■ Some records:
[start]

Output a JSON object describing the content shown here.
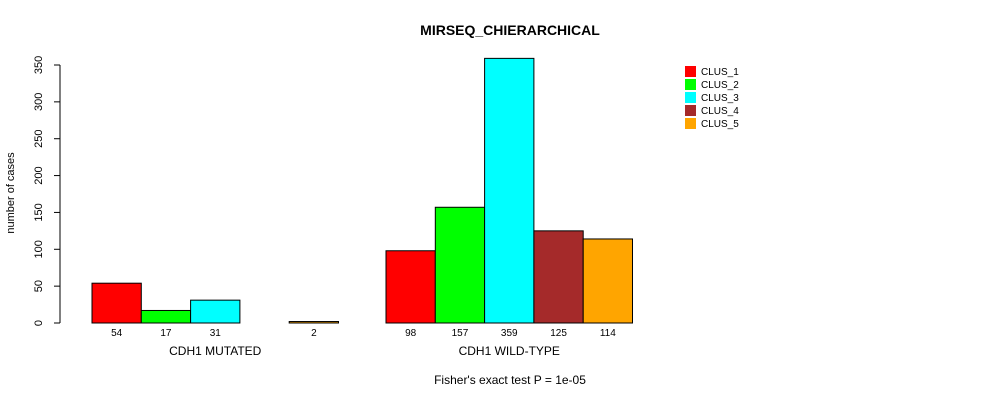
{
  "chart_data": {
    "type": "bar",
    "title": "MIRSEQ_CHIERARCHICAL",
    "ylabel": "number of cases",
    "ylim": [
      0,
      350
    ],
    "yticks": [
      0,
      50,
      100,
      150,
      200,
      250,
      300,
      350
    ],
    "groups": [
      {
        "label": "CDH1 MUTATED",
        "values": [
          54,
          17,
          31,
          0,
          2
        ],
        "value_labels": [
          "54",
          "17",
          "31",
          "",
          "2"
        ]
      },
      {
        "label": "CDH1 WILD-TYPE",
        "values": [
          98,
          157,
          359,
          125,
          114
        ],
        "value_labels": [
          "98",
          "157",
          "359",
          "125",
          "114"
        ]
      }
    ],
    "series": [
      {
        "name": "CLUS_1",
        "color": "#ff0000"
      },
      {
        "name": "CLUS_2",
        "color": "#00ff00"
      },
      {
        "name": "CLUS_3",
        "color": "#00ffff"
      },
      {
        "name": "CLUS_4",
        "color": "#a52a2a"
      },
      {
        "name": "CLUS_5",
        "color": "#ffa500"
      }
    ],
    "legend_position": "top-right",
    "footnote": "Fisher's exact test P = 1e-05"
  }
}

[end]

■ YOUR INSTRUCTIONS: Repeat the records above exactly, leaving out the pictures.

■ WORKED SOLUTION:
Output a JSON object describing the content shown here.
{
  "chart_data": {
    "type": "bar",
    "title": "MIRSEQ_CHIERARCHICAL",
    "ylabel": "number of cases",
    "ylim": [
      0,
      350
    ],
    "yticks": [
      0,
      50,
      100,
      150,
      200,
      250,
      300,
      350
    ],
    "groups": [
      {
        "label": "CDH1 MUTATED",
        "values": [
          54,
          17,
          31,
          0,
          2
        ],
        "value_labels": [
          "54",
          "17",
          "31",
          "",
          "2"
        ]
      },
      {
        "label": "CDH1 WILD-TYPE",
        "values": [
          98,
          157,
          359,
          125,
          114
        ],
        "value_labels": [
          "98",
          "157",
          "359",
          "125",
          "114"
        ]
      }
    ],
    "series": [
      {
        "name": "CLUS_1",
        "color": "#ff0000"
      },
      {
        "name": "CLUS_2",
        "color": "#00ff00"
      },
      {
        "name": "CLUS_3",
        "color": "#00ffff"
      },
      {
        "name": "CLUS_4",
        "color": "#a52a2a"
      },
      {
        "name": "CLUS_5",
        "color": "#ffa500"
      }
    ],
    "legend_position": "top-right",
    "footnote": "Fisher's exact test P = 1e-05"
  }
}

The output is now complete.